═══ Records to process

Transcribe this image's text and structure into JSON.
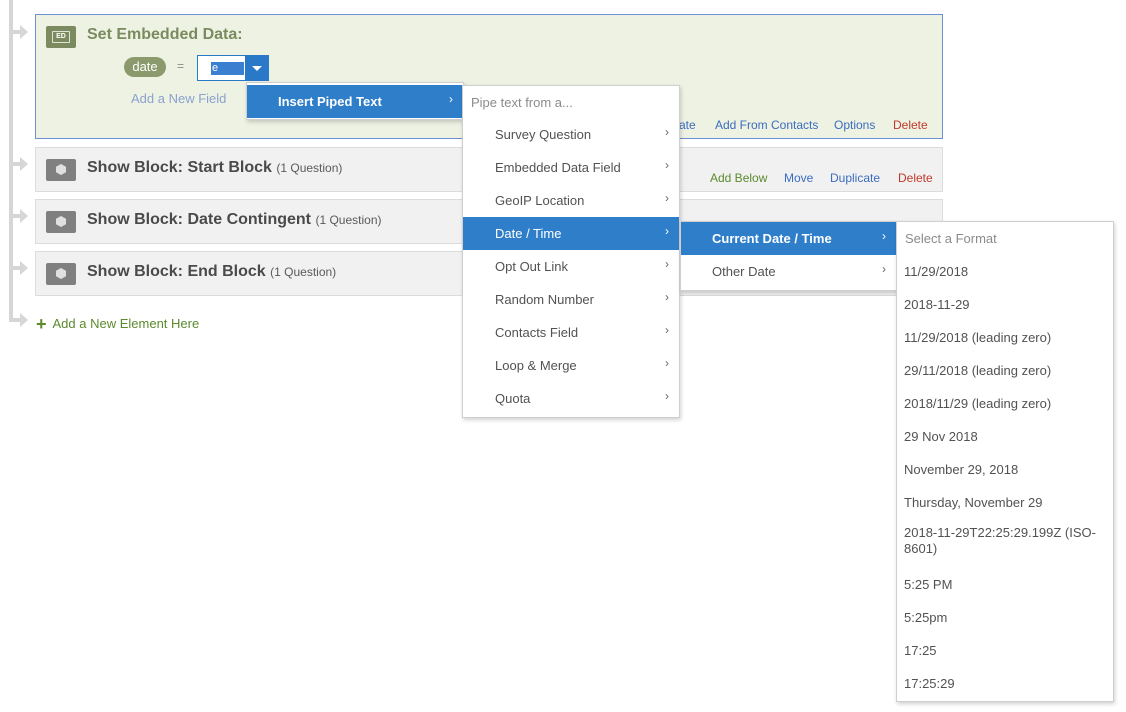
{
  "embedded_data": {
    "title": "Set Embedded Data:",
    "icon_label": "ED",
    "field_name": "date",
    "equals": "=",
    "value_text": "e",
    "add_field": "Add a New Field",
    "actions": [
      "ate",
      "Add From Contacts",
      "Options",
      "Delete"
    ]
  },
  "blocks": [
    {
      "title": "Show Block: Start Block",
      "count": "(1 Question)",
      "actions": [
        "Add Below",
        "Move",
        "Duplicate",
        "Delete"
      ]
    },
    {
      "title": "Show Block: Date Contingent",
      "count": "(1 Question)"
    },
    {
      "title": "Show Block: End Block",
      "count": "(1 Question)"
    }
  ],
  "add_element": {
    "plus": "+",
    "label": "Add a New Element Here"
  },
  "menu_insert": {
    "label": "Insert Piped Text",
    "chevron": "›"
  },
  "menu_pipe": {
    "header": "Pipe text from a...",
    "items": [
      "Survey Question",
      "Embedded Data Field",
      "GeoIP Location",
      "Date / Time",
      "Opt Out Link",
      "Random Number",
      "Contacts Field",
      "Loop & Merge",
      "Quota"
    ],
    "active": "Date / Time",
    "chevron": "›"
  },
  "menu_date": {
    "items": [
      "Current Date / Time",
      "Other Date"
    ],
    "active": "Current Date / Time",
    "chevron": "›"
  },
  "menu_format": {
    "header": "Select a Format",
    "items": [
      "11/29/2018",
      "2018-11-29",
      "11/29/2018 (leading zero)",
      "29/11/2018 (leading zero)",
      "2018/11/29 (leading zero)",
      "29 Nov 2018",
      "November 29, 2018",
      "Thursday, November 29",
      "2018-11-29T22:25:29.199Z (ISO-8601)",
      "5:25 PM",
      "5:25pm",
      "17:25",
      "17:25:29"
    ]
  },
  "colors": {
    "accent_blue": "#2f7ec9",
    "ed_green": "#7b8b5f",
    "add_green": "#5b8a2d",
    "link_blue": "#3b6cbf",
    "delete_red": "#c0392b"
  },
  "icons": {
    "connector": "arrow-right-icon",
    "block": "cube-icon",
    "embedded": "ed-icon",
    "dropdown": "caret-down-icon",
    "submenu": "chevron-right-icon",
    "add": "plus-icon"
  }
}
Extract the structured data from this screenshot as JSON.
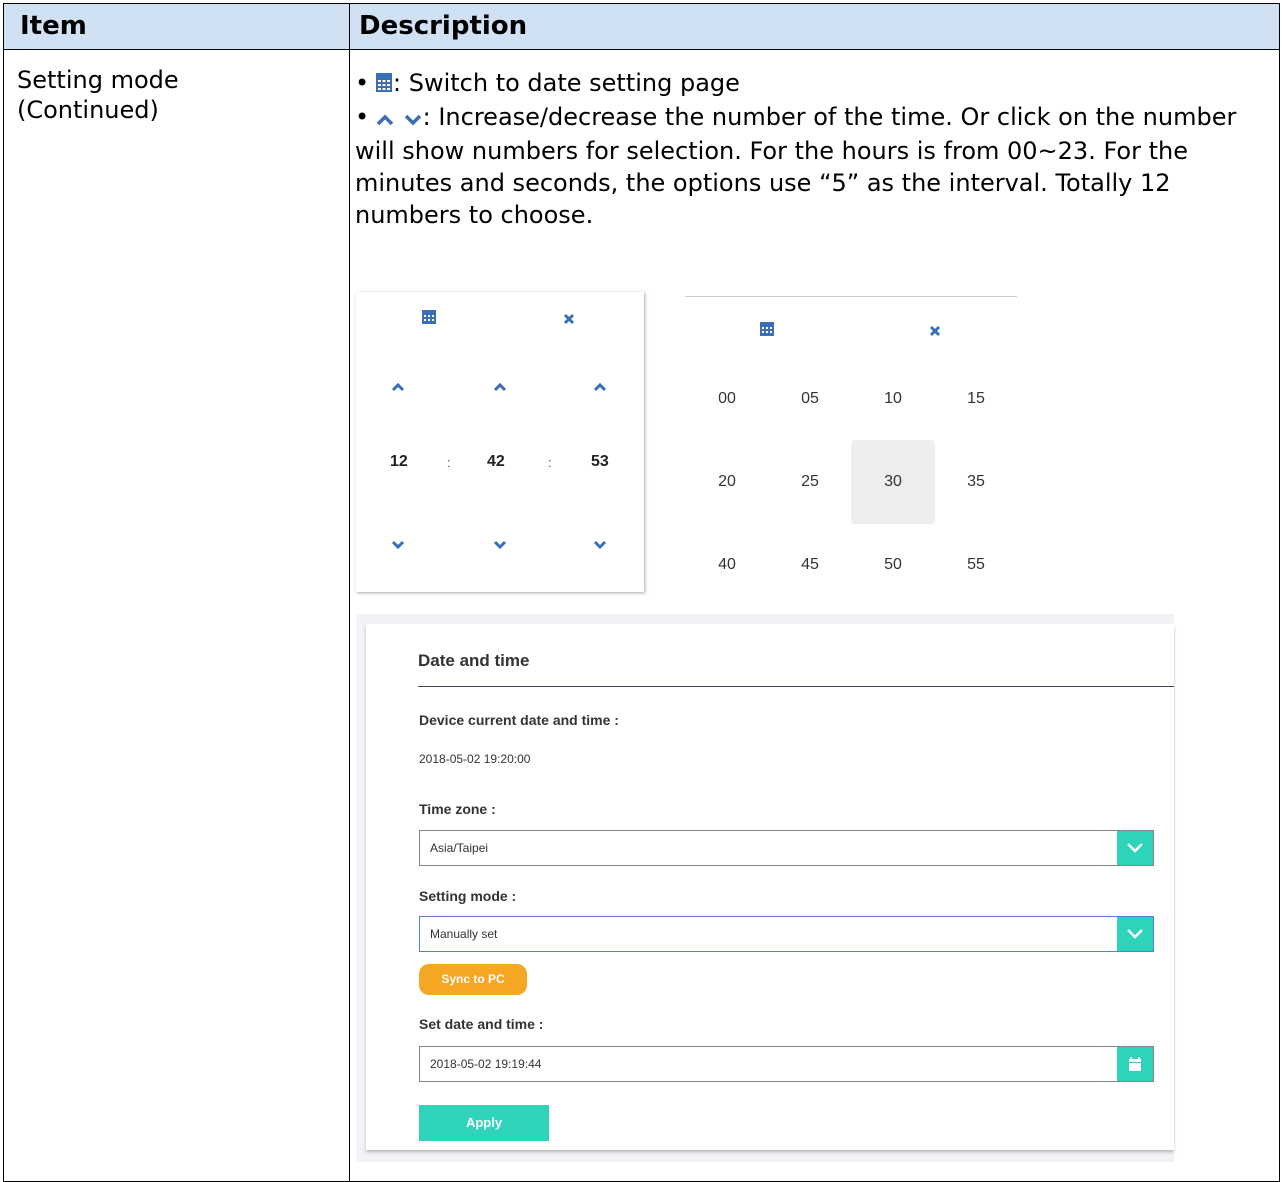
{
  "table": {
    "headers": {
      "item": "Item",
      "description": "Description"
    },
    "item_text_line1": "Setting mode",
    "item_text_line2": "(Continued)"
  },
  "description": {
    "bullet": "•",
    "line1": ": Switch to date setting page",
    "line2": ": Increase/decrease the number of the time. Or click on the number will show numbers for selection. For the hours is from 00~23. For the minutes and seconds, the options use “5” as the interval. Totally 12 numbers to choose."
  },
  "time_picker": {
    "hour": "12",
    "minute": "42",
    "second": "53",
    "separator": ":"
  },
  "minute_grid": {
    "values": [
      "00",
      "05",
      "10",
      "15",
      "20",
      "25",
      "30",
      "35",
      "40",
      "45",
      "50",
      "55"
    ],
    "selected": "30"
  },
  "form": {
    "title": "Date and time",
    "current_label": "Device current date and time :",
    "current_value": "2018-05-02 19:20:00",
    "timezone_label": "Time zone :",
    "timezone_value": "Asia/Taipei",
    "mode_label": "Setting mode :",
    "mode_value": "Manually set",
    "sync_button": "Sync to PC",
    "set_label": "Set date and time :",
    "set_value": "2018-05-02 19:19:44",
    "apply_button": "Apply"
  },
  "colors": {
    "header_bg": "#cfe1f3",
    "icon_blue": "#3a6fb5",
    "accent_teal": "#2dd4b9",
    "accent_orange": "#f5a623"
  }
}
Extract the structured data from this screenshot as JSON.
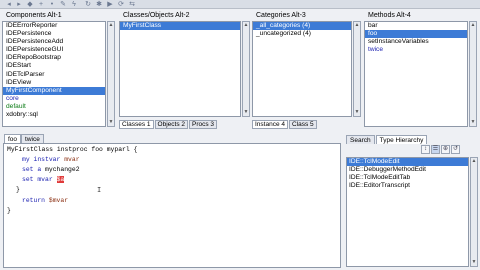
{
  "toolbar": {
    "icons": [
      "back-icon",
      "forward-icon",
      "class-icon",
      "add-icon",
      "pin-icon",
      "wrench-icon",
      "bolt-icon",
      "refresh-icon",
      "bug-icon",
      "run-icon",
      "cycle-icon",
      "sync-icon"
    ]
  },
  "components": {
    "title": "Components Alt-1",
    "items": [
      {
        "label": "IDEErrorReporter",
        "selected": false,
        "style": ""
      },
      {
        "label": "IDEPersistence",
        "selected": false,
        "style": ""
      },
      {
        "label": "IDEPersistenceAdd",
        "selected": false,
        "style": ""
      },
      {
        "label": "IDEPersistenceGUI",
        "selected": false,
        "style": ""
      },
      {
        "label": "IDERepoBootstrap",
        "selected": false,
        "style": ""
      },
      {
        "label": "IDEStart",
        "selected": false,
        "style": ""
      },
      {
        "label": "IDETclParser",
        "selected": false,
        "style": ""
      },
      {
        "label": "IDEView",
        "selected": false,
        "style": ""
      },
      {
        "label": "MyFirstComponent",
        "selected": true,
        "style": ""
      },
      {
        "label": "core",
        "selected": false,
        "style": "blue"
      },
      {
        "label": "default",
        "selected": false,
        "style": "green"
      },
      {
        "label": "xdobry::sql",
        "selected": false,
        "style": ""
      }
    ]
  },
  "classes": {
    "title": "Classes/Objects Alt-2",
    "items": [
      {
        "label": "MyFirstClass",
        "selected": true
      }
    ],
    "tabs": [
      {
        "label": "Classes 1",
        "active": true
      },
      {
        "label": "Objects 2",
        "active": false
      },
      {
        "label": "Procs 3",
        "active": false
      }
    ]
  },
  "categories": {
    "title": "Categories Alt-3",
    "items": [
      {
        "label": "_all_categories (4)",
        "selected": true
      },
      {
        "label": "_uncategorized (4)",
        "selected": false
      }
    ],
    "tabs": [
      {
        "label": "Instance 4",
        "active": true
      },
      {
        "label": "Class 5",
        "active": false
      }
    ]
  },
  "methods": {
    "title": "Methods Alt-4",
    "items": [
      {
        "label": "bar",
        "selected": false,
        "style": ""
      },
      {
        "label": "foo",
        "selected": true,
        "style": ""
      },
      {
        "label": "setInstanceVariables",
        "selected": false,
        "style": ""
      },
      {
        "label": "twice",
        "selected": false,
        "style": "blue"
      }
    ]
  },
  "editor": {
    "tabs": [
      {
        "label": "foo",
        "active": true
      },
      {
        "label": "twice",
        "active": false
      }
    ],
    "lines": {
      "l1": "MyFirstClass instproc foo myparl {",
      "l2_kw": "my instvar",
      "l2_var": "mvar",
      "l3_kw": "set a",
      "l3_rest": "mychange2",
      "l4_kw": "set mvar",
      "l4_sel": "$a",
      "l5": "}",
      "l6_kw": "return",
      "l6_var": "$mvar",
      "l7": "}"
    }
  },
  "right_pane": {
    "tabs": [
      {
        "label": "Search",
        "active": false
      },
      {
        "label": "Type Hierarchy",
        "active": true
      }
    ],
    "tool_icons": [
      "hierarchy-toggle-icon",
      "hierarchy-filter-icon",
      "add-filter-icon",
      "refresh-hierarchy-icon"
    ],
    "hierarchy": [
      {
        "label": "IDE::TclModeEdit",
        "selected": true
      },
      {
        "label": "IDE::DebuggerMethodEdit",
        "selected": false
      },
      {
        "label": "IDE::TclModeEditTab",
        "selected": false
      },
      {
        "label": "IDE::EditorTranscript",
        "selected": false
      }
    ]
  }
}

══════

Problem statement — Every line that holds the word "November" should be extracted.

Task response —
      "November 29, 2018",
      "Thursday, November 29",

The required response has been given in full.